What is asked: Pick out every line with the word "XIZI" and copy it.

Input records:
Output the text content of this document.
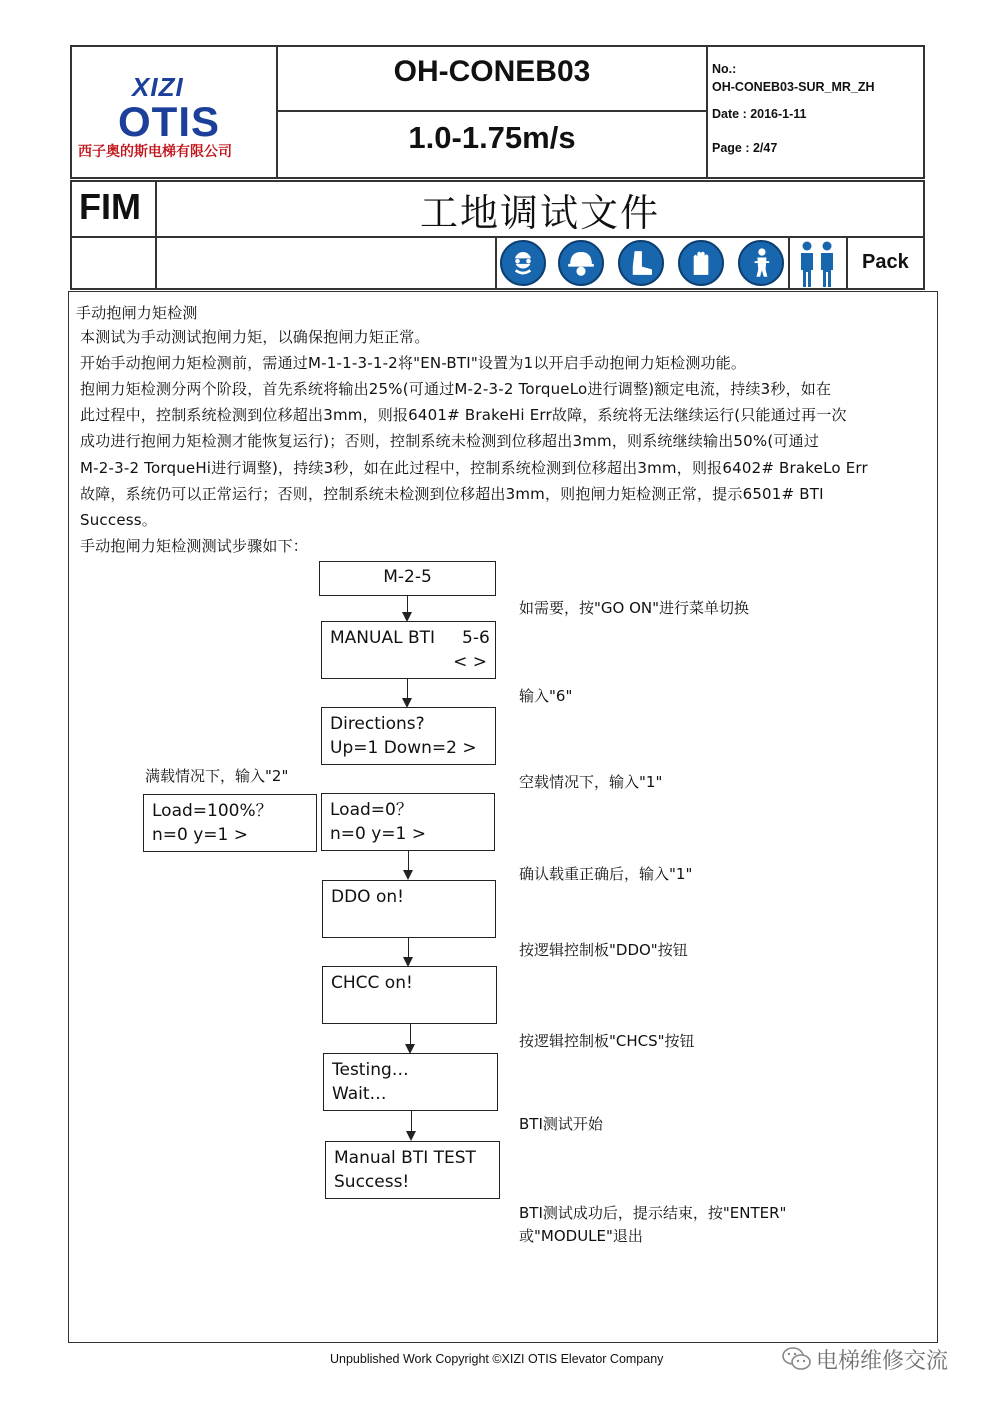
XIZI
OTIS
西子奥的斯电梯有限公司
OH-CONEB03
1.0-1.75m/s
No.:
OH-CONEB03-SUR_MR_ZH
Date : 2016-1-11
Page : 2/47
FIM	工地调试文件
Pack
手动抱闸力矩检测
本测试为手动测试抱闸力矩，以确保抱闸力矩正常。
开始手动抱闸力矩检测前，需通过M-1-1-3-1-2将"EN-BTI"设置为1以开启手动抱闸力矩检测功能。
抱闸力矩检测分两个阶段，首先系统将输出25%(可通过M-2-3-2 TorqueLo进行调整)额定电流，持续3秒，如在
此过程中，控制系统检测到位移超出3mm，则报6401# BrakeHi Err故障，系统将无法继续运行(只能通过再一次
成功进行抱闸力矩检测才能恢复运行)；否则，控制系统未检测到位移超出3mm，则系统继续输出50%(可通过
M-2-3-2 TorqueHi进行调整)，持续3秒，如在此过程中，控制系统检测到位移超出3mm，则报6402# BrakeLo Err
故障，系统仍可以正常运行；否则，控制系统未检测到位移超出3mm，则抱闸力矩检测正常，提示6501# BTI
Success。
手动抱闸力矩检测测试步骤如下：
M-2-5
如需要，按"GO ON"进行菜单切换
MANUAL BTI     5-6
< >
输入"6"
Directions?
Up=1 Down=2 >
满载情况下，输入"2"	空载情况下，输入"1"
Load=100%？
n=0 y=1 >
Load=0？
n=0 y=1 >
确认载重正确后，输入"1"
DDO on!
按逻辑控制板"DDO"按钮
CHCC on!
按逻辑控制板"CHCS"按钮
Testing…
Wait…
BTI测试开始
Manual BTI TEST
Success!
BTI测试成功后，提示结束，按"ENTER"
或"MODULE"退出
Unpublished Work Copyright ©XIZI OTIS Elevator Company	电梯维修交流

==

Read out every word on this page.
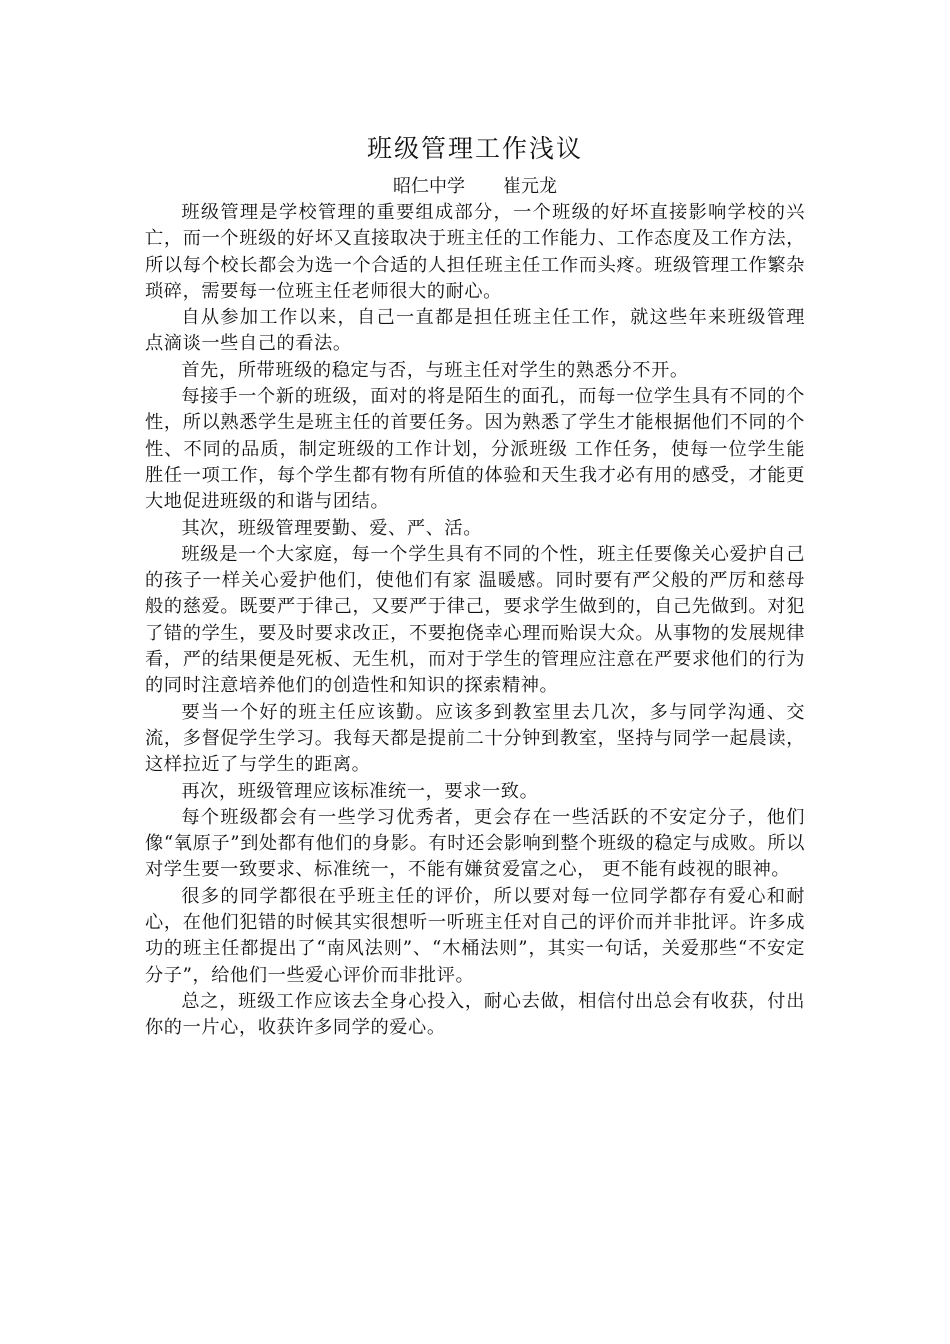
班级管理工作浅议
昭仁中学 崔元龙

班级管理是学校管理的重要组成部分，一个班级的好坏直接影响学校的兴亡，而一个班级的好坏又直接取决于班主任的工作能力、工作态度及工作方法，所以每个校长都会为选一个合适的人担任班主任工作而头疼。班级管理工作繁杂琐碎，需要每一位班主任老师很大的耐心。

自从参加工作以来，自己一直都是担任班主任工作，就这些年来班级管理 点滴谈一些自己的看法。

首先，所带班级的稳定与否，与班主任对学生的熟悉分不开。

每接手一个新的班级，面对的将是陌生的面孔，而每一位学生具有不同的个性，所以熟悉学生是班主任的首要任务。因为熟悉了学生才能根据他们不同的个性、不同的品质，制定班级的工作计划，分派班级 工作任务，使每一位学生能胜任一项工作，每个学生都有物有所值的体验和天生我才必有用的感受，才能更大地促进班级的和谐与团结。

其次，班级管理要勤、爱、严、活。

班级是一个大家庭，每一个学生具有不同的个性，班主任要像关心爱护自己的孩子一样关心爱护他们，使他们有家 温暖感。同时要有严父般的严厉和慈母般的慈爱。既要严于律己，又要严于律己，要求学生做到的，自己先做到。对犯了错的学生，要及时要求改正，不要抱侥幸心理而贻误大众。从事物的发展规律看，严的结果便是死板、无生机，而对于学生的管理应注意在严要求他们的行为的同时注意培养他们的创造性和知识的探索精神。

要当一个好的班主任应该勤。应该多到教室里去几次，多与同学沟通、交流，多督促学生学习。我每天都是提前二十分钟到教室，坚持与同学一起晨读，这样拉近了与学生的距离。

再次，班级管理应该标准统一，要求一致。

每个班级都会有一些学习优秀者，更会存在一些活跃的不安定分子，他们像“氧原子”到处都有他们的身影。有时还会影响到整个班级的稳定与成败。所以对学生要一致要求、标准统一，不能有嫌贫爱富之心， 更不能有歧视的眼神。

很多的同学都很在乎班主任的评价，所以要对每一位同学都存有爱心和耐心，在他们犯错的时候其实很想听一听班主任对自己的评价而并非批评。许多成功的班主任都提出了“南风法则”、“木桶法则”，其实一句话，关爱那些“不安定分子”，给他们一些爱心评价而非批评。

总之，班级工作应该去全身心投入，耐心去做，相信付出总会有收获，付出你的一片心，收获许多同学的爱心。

Output for this exercise:
XIZI
Unpublished Work Copyright ©XIZI OTIS Elevator Company	电梯维修交流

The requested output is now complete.